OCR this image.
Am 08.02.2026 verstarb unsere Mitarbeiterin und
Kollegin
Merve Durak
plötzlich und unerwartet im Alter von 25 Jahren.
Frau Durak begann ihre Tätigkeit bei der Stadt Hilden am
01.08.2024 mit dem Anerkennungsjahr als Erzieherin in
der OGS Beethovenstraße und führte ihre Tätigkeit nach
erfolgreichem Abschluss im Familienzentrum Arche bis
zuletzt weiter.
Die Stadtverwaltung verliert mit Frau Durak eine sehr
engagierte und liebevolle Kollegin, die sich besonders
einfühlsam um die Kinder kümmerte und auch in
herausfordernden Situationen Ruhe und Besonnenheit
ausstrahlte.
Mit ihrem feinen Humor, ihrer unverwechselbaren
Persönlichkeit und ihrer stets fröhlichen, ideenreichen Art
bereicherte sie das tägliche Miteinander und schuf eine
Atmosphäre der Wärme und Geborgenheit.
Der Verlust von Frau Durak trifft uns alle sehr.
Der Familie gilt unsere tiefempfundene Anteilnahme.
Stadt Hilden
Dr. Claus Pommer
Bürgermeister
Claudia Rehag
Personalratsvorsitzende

- [Task requirements]
Repeat each record exactly, leaving nothing out.

- [Reply]
OCR this image.
Am 08.02.2026 verstarb unsere Mitarbeiterin und
Kollegin
Merve Durak
plötzlich und unerwartet im Alter von 25 Jahren.
Frau Durak begann ihre Tätigkeit bei der Stadt Hilden am
01.08.2024 mit dem Anerkennungsjahr als Erzieherin in
der OGS Beethovenstraße und führte ihre Tätigkeit nach
erfolgreichem Abschluss im Familienzentrum Arche bis
zuletzt weiter.
Die Stadtverwaltung verliert mit Frau Durak eine sehr
engagierte und liebevolle Kollegin, die sich besonders
einfühlsam um die Kinder kümmerte und auch in
herausfordernden Situationen Ruhe und Besonnenheit
ausstrahlte.
Mit ihrem feinen Humor, ihrer unverwechselbaren
Persönlichkeit und ihrer stets fröhlichen, ideenreichen Art
bereicherte sie das tägliche Miteinander und schuf eine
Atmosphäre der Wärme und Geborgenheit.
Der Verlust von Frau Durak trifft uns alle sehr.
Der Familie gilt unsere tiefempfundene Anteilnahme.
Stadt Hilden
Dr. Claus Pommer
Bürgermeister
Claudia Rehag
Personalratsvorsitzende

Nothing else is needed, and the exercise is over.